═══ Data in this exercise
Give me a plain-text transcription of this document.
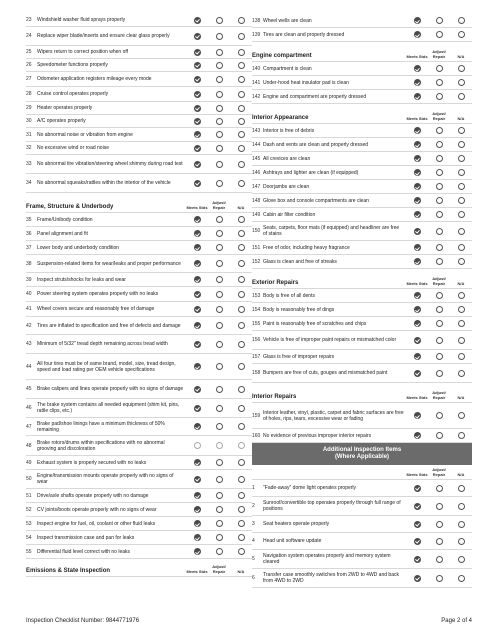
23	Windshield washer fluid sprays properly
24	Replace wiper blade/inserts and ensure clear glass properly
25	Wipers return to correct position when off
26	Speedometer functions properly
27	Odometer application registers mileage every mode
28	Cruise control operates properly
29	Heater operates properly
30	A/C operates properly
31	No abnormal noise or vibration from engine
32	No excessive wind or road noise
33	No abnormal tire vibration/steering wheel shimmy during road test
34	No abnormal squeaks/rattles within the interior of the vehicle
Frame, Structure & Underbody	Meets Stds
Adjust/ Repair	N/A
35	Frame/Unibody condition
36	Panel alignment and fit
37	Lower body and underbody condition
38	Suspension-related items for wear/leaks and proper performance
39	Inspect struts/shocks for leaks and wear
40	Power steering system operates properly with no leaks
41	Wheel covers secure and reasonably free of damage
42	Tires are inflated to specification and free of defects and damage
43	Minimum of 5/32" tread depth remaining across tread width
44	All four tires must be of same brand, model, size, tread design, speed and load rating per OEM vehicle specifications
45	Brake calipers and lines operate properly with no signs of damage
46	The brake system contains all needed equipment (shim kit, pins, rattle clips, etc.)
47	Brake pad/shoe linings have a minimum thickness of 50% remaining
48	Brake rotors/drums within specifications with no abnormal grooving and discoloration
49	Exhaust system is properly secured with no leaks
50	Engine/transmission mounts operate properly with no signs of wear
51	Drive/axle shafts operate properly with no damage
52	CV joints/boots operate properly with no signs of wear
53	Inspect engine for fuel, oil, coolant or other fluid leaks
54	Inspect transmission case and pan for leaks
55	Differential fluid level correct with no leaks
Emissions & State Inspection	Meets Stds
Adjust/ Repair	N/A
138 Wheel wells are clean
139 Tires are clean and properly dressed
Engine compartment	Meets Stds
Adjust/ Repair	N/A
140 Compartment is clean
141 Under-hood heat insulator pad is clean
142 Engine and compartment are properly dressed
Interior Appearance	Meets Stds
Adjust/ Repair	N/A
143 Interior is free of debris
144 Dash and vents are clean and properly dressed
145 All crevices are clean
146 Ashtrays and lighter are clean (if equipped)
147 Doorjambs are clean
148 Glove box and console compartments are clean
149 Cabin air filter condition
150 Seats, carpets, floor mats (if equipped) and headliner are free of stains
151 Free of odor, including heavy fragrance
152 Glass is clean and free of streaks
Exterior Repairs	Meets Stds
Adjust/ Repair	N/A
153 Body is free of all dents
154 Body is reasonably free of dings
155 Paint is reasonably free of scratches and chips
156 Vehicle is free of improper paint repairs or mismatched color
157 Glass is free of improper repairs
158 Bumpers are free of cuts, gouges and mismatched paint
Interior Repairs	Meets Stds
Adjust/ Repair	N/A
159 Interior leather, vinyl, plastic, carpet and fabric surfaces are free of holes, rips, tears, excessive wear or fading
160 No evidence of previous improper interior repairs
Additional Inspection Items
(Where Applicable)
Meets Stds
Adjust/ Repair	N/A
1	"Fade-away" dome light operates properly
2	Sunroof/convertible top operates properly through full range of positions
3	Seat heaters operate properly
4	Head unit software update
5	Navigation system operates properly and memory system cleared
6	Transfer case smoothly switches from 2WD to 4WD and back from 4WD to 2WD
Inspection Checklist Number: 9844771976	Page 2 of 4
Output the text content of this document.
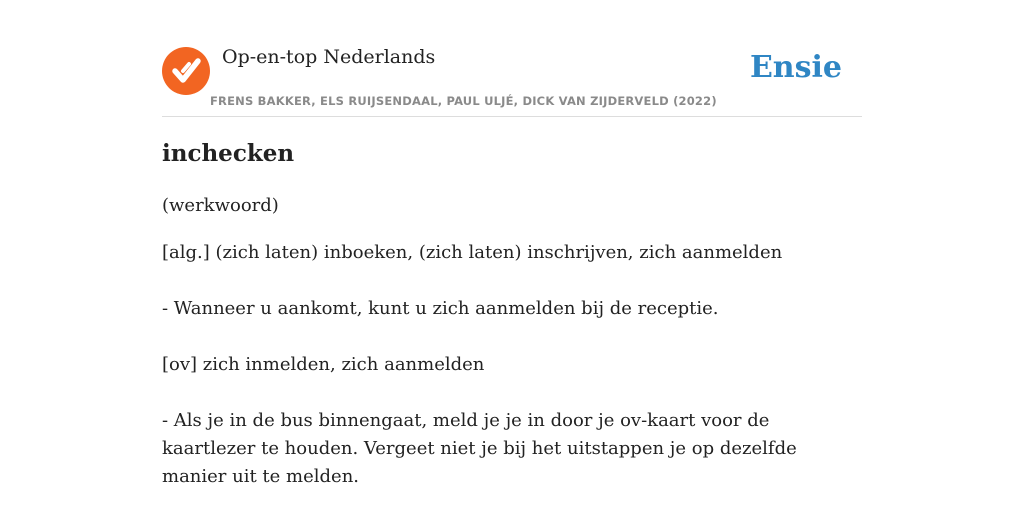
Op-en-top Nederlands
FRENS BAKKER, ELS RUIJSENDAAL, PAUL ULJÉ, DICK VAN ZIJDERVELD (2022)
Ensie
inchecken
(werkwoord)
[alg.] (zich laten) inboeken, (zich laten) inschrijven, zich aanmelden
- Wanneer u aankomt, kunt u zich aanmelden bij de receptie.
[ov] zich inmelden, zich aanmelden
- Als je in de bus binnengaat, meld je je in door je ov-kaart voor de kaartlezer te houden. Vergeet niet je bij het uitstappen je op dezelfde manier uit te melden.
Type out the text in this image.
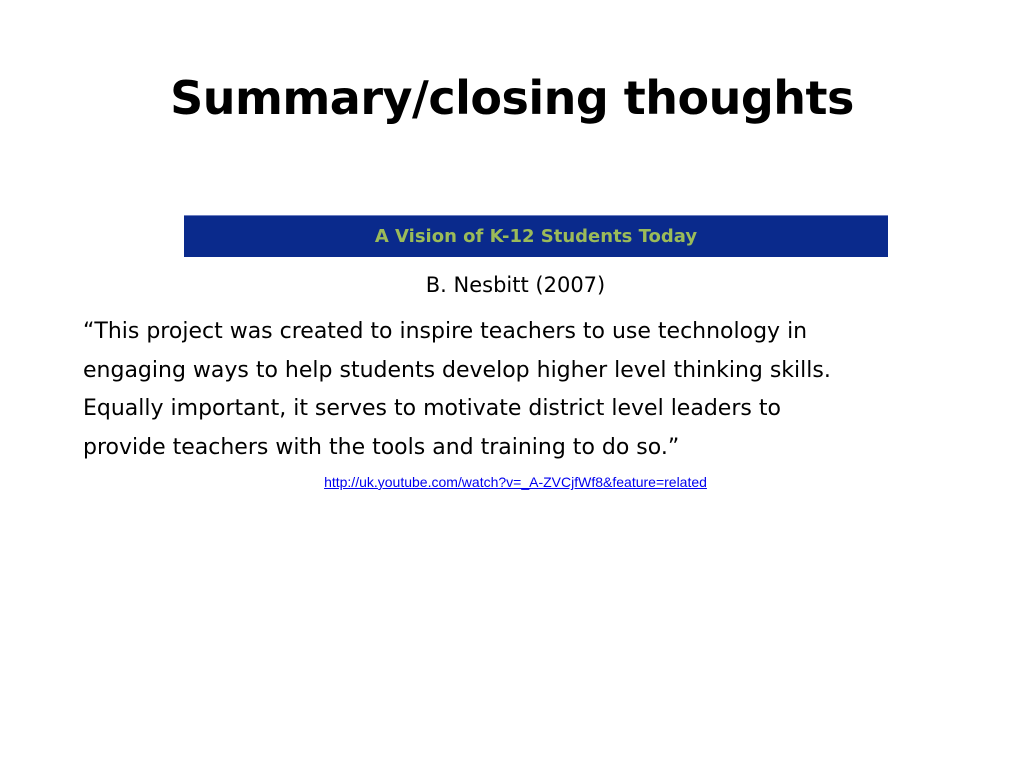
Summary/closing thoughts
A Vision of K-12 Students Today
B. Nesbitt (2007)

“This project was created to inspire teachers to use technology in
engaging ways to help students develop higher level thinking skills.
Equally important, it serves to motivate district level leaders to
provide teachers with the tools and training to do so.”

http://uk.youtube.com/watch?v=_A-ZVCjfWf8&feature=related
══════
**Set problem**
Copy out exactly the lines from the one with "Type out the text in this image." through the end of the listing, both ends included, omitting any picture.

**Solution to the problem**
Type out the text in this image.
Summary/closing thoughts
A Vision of K-12 Students Today
B. Nesbitt (2007)

“This project was created to inspire teachers to use technology in
engaging ways to help students develop higher level thinking skills.
Equally important, it serves to motivate district level leaders to
provide teachers with the tools and training to do so.”

http://uk.youtube.com/watch?v=_A-ZVCjfWf8&feature=related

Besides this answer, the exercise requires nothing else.